Dataset excerpt
________________

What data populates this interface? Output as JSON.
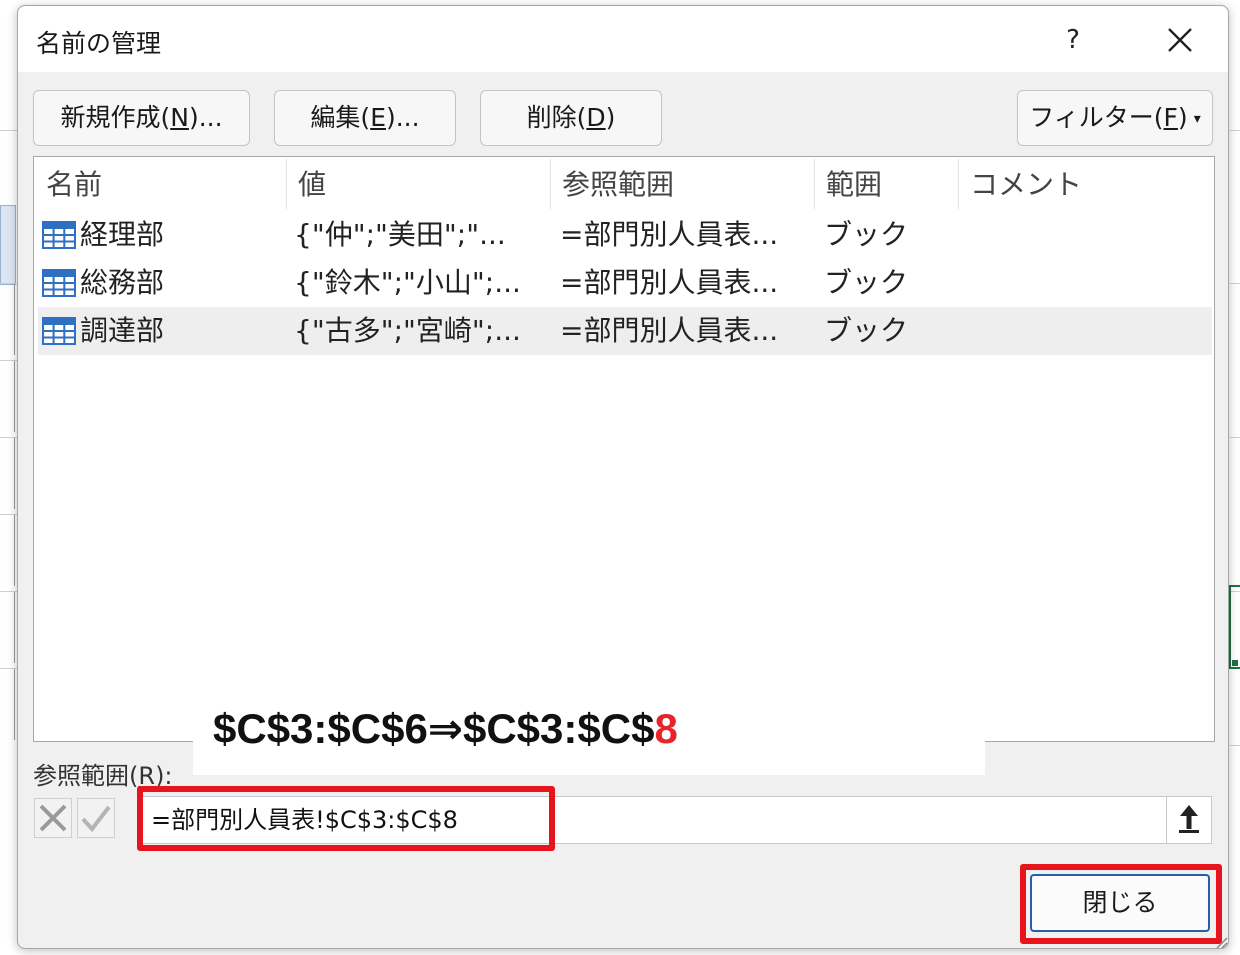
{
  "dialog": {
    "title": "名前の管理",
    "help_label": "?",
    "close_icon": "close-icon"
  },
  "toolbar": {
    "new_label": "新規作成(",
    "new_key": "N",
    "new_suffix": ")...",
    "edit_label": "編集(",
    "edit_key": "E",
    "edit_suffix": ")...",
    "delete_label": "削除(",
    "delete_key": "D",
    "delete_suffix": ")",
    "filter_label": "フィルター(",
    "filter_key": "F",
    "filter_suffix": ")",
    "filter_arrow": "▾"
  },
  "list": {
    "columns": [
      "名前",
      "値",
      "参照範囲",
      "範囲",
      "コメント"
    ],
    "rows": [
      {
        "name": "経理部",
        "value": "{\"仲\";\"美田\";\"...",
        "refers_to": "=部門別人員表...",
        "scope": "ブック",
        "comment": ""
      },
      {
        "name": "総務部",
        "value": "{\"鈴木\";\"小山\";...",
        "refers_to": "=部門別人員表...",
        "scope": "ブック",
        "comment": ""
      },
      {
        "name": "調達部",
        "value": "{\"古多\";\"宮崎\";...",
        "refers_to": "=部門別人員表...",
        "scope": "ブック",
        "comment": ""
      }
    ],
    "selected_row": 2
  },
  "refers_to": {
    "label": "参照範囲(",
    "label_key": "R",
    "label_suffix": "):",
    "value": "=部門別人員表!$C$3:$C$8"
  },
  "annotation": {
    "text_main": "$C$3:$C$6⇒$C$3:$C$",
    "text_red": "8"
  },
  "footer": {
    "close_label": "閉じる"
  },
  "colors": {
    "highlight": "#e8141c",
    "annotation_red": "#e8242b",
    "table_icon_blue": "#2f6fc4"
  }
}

________________

Goal | Can you repeat every record above exactly, apart from the pictures?

Response to this exercise |
What data populates this interface? Output as JSON.
{
  "dialog": {
    "title": "名前の管理",
    "help_label": "?",
    "close_icon": "close-icon"
  },
  "toolbar": {
    "new_label": "新規作成(",
    "new_key": "N",
    "new_suffix": ")...",
    "edit_label": "編集(",
    "edit_key": "E",
    "edit_suffix": ")...",
    "delete_label": "削除(",
    "delete_key": "D",
    "delete_suffix": ")",
    "filter_label": "フィルター(",
    "filter_key": "F",
    "filter_suffix": ")",
    "filter_arrow": "▾"
  },
  "list": {
    "columns": [
      "名前",
      "値",
      "参照範囲",
      "範囲",
      "コメント"
    ],
    "rows": [
      {
        "name": "経理部",
        "value": "{\"仲\";\"美田\";\"...",
        "refers_to": "=部門別人員表...",
        "scope": "ブック",
        "comment": ""
      },
      {
        "name": "総務部",
        "value": "{\"鈴木\";\"小山\";...",
        "refers_to": "=部門別人員表...",
        "scope": "ブック",
        "comment": ""
      },
      {
        "name": "調達部",
        "value": "{\"古多\";\"宮崎\";...",
        "refers_to": "=部門別人員表...",
        "scope": "ブック",
        "comment": ""
      }
    ],
    "selected_row": 2
  },
  "refers_to": {
    "label": "参照範囲(",
    "label_key": "R",
    "label_suffix": "):",
    "value": "=部門別人員表!$C$3:$C$8"
  },
  "annotation": {
    "text_main": "$C$3:$C$6⇒$C$3:$C$",
    "text_red": "8"
  },
  "footer": {
    "close_label": "閉じる"
  },
  "colors": {
    "highlight": "#e8141c",
    "annotation_red": "#e8242b",
    "table_icon_blue": "#2f6fc4"
  }
}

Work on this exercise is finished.